***** RECORDS SHOWN

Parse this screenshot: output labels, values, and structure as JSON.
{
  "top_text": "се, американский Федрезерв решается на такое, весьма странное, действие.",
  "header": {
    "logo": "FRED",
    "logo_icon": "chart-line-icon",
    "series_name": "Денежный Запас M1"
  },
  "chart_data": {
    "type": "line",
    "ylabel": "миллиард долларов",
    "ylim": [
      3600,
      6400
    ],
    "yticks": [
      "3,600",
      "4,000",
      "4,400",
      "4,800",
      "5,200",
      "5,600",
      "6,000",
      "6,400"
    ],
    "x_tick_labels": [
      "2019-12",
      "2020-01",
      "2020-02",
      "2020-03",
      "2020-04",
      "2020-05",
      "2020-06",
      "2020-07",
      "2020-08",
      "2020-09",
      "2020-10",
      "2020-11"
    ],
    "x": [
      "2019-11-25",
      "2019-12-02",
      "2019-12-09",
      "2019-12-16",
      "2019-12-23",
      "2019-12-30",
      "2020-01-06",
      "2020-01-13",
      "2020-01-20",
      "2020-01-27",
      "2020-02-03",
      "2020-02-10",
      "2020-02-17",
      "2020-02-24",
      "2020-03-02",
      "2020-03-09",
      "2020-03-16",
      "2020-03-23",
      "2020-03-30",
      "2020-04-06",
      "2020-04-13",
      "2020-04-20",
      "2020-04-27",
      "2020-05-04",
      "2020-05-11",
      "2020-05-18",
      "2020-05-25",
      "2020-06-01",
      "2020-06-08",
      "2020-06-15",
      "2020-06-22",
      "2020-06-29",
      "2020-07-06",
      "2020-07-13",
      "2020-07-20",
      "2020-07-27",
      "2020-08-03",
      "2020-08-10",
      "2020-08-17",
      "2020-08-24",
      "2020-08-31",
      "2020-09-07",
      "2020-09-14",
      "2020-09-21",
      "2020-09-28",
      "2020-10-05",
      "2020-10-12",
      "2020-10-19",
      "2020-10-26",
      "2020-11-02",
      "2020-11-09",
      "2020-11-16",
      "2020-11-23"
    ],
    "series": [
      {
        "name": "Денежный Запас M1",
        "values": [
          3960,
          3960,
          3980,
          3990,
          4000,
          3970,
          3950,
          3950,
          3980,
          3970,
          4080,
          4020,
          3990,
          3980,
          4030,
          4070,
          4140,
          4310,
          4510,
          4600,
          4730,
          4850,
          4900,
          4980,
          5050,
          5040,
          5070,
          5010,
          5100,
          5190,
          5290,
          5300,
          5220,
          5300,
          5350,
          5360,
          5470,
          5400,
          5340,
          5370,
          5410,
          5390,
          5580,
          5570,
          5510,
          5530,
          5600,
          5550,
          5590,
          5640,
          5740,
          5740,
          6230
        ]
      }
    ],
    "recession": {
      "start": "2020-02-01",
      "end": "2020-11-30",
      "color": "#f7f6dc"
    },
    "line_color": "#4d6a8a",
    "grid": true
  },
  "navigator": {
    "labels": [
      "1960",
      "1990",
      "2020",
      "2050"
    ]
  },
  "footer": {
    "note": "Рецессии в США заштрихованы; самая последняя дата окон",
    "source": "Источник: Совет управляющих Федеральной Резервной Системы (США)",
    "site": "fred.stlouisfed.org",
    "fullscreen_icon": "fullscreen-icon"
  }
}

**********

» EXERCISE PROMPT:
Copy every line above that holds the word "values".

» TASK ANSWER:
Parse this screenshot: output labels, values, and structure as JSON.
        "values": [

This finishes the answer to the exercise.